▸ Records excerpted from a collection
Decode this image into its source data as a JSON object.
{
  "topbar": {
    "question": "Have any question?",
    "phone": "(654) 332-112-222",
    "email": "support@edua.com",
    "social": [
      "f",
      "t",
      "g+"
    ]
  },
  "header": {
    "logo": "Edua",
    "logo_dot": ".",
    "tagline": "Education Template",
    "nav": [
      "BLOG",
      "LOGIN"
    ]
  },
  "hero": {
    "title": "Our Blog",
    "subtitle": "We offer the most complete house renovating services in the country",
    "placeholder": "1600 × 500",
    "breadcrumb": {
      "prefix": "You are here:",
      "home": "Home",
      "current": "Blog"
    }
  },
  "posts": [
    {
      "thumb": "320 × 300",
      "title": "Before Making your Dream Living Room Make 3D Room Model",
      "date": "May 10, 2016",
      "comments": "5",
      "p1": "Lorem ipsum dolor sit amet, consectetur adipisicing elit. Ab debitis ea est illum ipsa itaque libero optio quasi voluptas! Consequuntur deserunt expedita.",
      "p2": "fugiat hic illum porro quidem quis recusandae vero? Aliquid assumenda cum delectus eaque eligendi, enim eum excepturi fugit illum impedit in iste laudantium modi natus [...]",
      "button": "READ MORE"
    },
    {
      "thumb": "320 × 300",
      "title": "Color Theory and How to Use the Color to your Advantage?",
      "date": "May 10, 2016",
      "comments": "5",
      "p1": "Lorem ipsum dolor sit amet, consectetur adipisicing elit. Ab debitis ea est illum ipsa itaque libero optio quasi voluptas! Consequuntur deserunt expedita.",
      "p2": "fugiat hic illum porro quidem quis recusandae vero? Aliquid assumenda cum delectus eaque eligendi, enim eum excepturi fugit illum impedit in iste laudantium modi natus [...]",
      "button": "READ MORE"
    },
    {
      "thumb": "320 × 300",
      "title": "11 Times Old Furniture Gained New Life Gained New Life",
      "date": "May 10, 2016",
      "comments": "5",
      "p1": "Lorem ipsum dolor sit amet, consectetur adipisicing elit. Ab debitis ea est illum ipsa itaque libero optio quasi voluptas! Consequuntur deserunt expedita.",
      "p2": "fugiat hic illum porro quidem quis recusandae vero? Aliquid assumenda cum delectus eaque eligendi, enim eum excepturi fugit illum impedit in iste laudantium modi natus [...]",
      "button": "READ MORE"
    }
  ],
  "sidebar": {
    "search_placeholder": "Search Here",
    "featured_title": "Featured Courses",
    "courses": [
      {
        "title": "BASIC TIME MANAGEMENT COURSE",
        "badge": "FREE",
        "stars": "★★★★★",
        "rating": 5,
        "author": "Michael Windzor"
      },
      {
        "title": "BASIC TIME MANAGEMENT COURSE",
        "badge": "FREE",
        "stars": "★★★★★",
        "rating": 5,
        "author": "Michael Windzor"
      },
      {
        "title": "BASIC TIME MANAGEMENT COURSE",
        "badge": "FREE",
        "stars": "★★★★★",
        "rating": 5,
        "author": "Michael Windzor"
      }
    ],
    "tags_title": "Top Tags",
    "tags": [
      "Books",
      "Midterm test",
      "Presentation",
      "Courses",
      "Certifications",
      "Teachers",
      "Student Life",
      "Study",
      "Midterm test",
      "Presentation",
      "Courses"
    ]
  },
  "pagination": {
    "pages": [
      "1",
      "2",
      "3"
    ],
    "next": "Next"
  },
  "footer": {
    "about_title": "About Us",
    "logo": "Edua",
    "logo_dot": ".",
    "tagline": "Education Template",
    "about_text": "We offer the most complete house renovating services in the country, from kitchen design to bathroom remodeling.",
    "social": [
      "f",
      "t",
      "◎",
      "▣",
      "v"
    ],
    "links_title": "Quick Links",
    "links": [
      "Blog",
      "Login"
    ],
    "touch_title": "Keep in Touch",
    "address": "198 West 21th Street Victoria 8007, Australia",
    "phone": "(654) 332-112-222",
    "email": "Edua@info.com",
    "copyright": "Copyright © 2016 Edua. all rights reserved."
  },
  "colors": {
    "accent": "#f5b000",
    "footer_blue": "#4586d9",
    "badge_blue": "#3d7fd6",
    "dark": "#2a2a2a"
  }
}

▸ Written exercise
Repeat every entry word for word.

▸ The result
Decode this image into its source data as a JSON object.
{
  "topbar": {
    "question": "Have any question?",
    "phone": "(654) 332-112-222",
    "email": "support@edua.com",
    "social": [
      "f",
      "t",
      "g+"
    ]
  },
  "header": {
    "logo": "Edua",
    "logo_dot": ".",
    "tagline": "Education Template",
    "nav": [
      "BLOG",
      "LOGIN"
    ]
  },
  "hero": {
    "title": "Our Blog",
    "subtitle": "We offer the most complete house renovating services in the country",
    "placeholder": "1600 × 500",
    "breadcrumb": {
      "prefix": "You are here:",
      "home": "Home",
      "current": "Blog"
    }
  },
  "posts": [
    {
      "thumb": "320 × 300",
      "title": "Before Making your Dream Living Room Make 3D Room Model",
      "date": "May 10, 2016",
      "comments": "5",
      "p1": "Lorem ipsum dolor sit amet, consectetur adipisicing elit. Ab debitis ea est illum ipsa itaque libero optio quasi voluptas! Consequuntur deserunt expedita.",
      "p2": "fugiat hic illum porro quidem quis recusandae vero? Aliquid assumenda cum delectus eaque eligendi, enim eum excepturi fugit illum impedit in iste laudantium modi natus [...]",
      "button": "READ MORE"
    },
    {
      "thumb": "320 × 300",
      "title": "Color Theory and How to Use the Color to your Advantage?",
      "date": "May 10, 2016",
      "comments": "5",
      "p1": "Lorem ipsum dolor sit amet, consectetur adipisicing elit. Ab debitis ea est illum ipsa itaque libero optio quasi voluptas! Consequuntur deserunt expedita.",
      "p2": "fugiat hic illum porro quidem quis recusandae vero? Aliquid assumenda cum delectus eaque eligendi, enim eum excepturi fugit illum impedit in iste laudantium modi natus [...]",
      "button": "READ MORE"
    },
    {
      "thumb": "320 × 300",
      "title": "11 Times Old Furniture Gained New Life Gained New Life",
      "date": "May 10, 2016",
      "comments": "5",
      "p1": "Lorem ipsum dolor sit amet, consectetur adipisicing elit. Ab debitis ea est illum ipsa itaque libero optio quasi voluptas! Consequuntur deserunt expedita.",
      "p2": "fugiat hic illum porro quidem quis recusandae vero? Aliquid assumenda cum delectus eaque eligendi, enim eum excepturi fugit illum impedit in iste laudantium modi natus [...]",
      "button": "READ MORE"
    }
  ],
  "sidebar": {
    "search_placeholder": "Search Here",
    "featured_title": "Featured Courses",
    "courses": [
      {
        "title": "BASIC TIME MANAGEMENT COURSE",
        "badge": "FREE",
        "stars": "★★★★★",
        "rating": 5,
        "author": "Michael Windzor"
      },
      {
        "title": "BASIC TIME MANAGEMENT COURSE",
        "badge": "FREE",
        "stars": "★★★★★",
        "rating": 5,
        "author": "Michael Windzor"
      },
      {
        "title": "BASIC TIME MANAGEMENT COURSE",
        "badge": "FREE",
        "stars": "★★★★★",
        "rating": 5,
        "author": "Michael Windzor"
      }
    ],
    "tags_title": "Top Tags",
    "tags": [
      "Books",
      "Midterm test",
      "Presentation",
      "Courses",
      "Certifications",
      "Teachers",
      "Student Life",
      "Study",
      "Midterm test",
      "Presentation",
      "Courses"
    ]
  },
  "pagination": {
    "pages": [
      "1",
      "2",
      "3"
    ],
    "next": "Next"
  },
  "footer": {
    "about_title": "About Us",
    "logo": "Edua",
    "logo_dot": ".",
    "tagline": "Education Template",
    "about_text": "We offer the most complete house renovating services in the country, from kitchen design to bathroom remodeling.",
    "social": [
      "f",
      "t",
      "◎",
      "▣",
      "v"
    ],
    "links_title": "Quick Links",
    "links": [
      "Blog",
      "Login"
    ],
    "touch_title": "Keep in Touch",
    "address": "198 West 21th Street Victoria 8007, Australia",
    "phone": "(654) 332-112-222",
    "email": "Edua@info.com",
    "copyright": "Copyright © 2016 Edua. all rights reserved."
  },
  "colors": {
    "accent": "#f5b000",
    "footer_blue": "#4586d9",
    "badge_blue": "#3d7fd6",
    "dark": "#2a2a2a"
  }
}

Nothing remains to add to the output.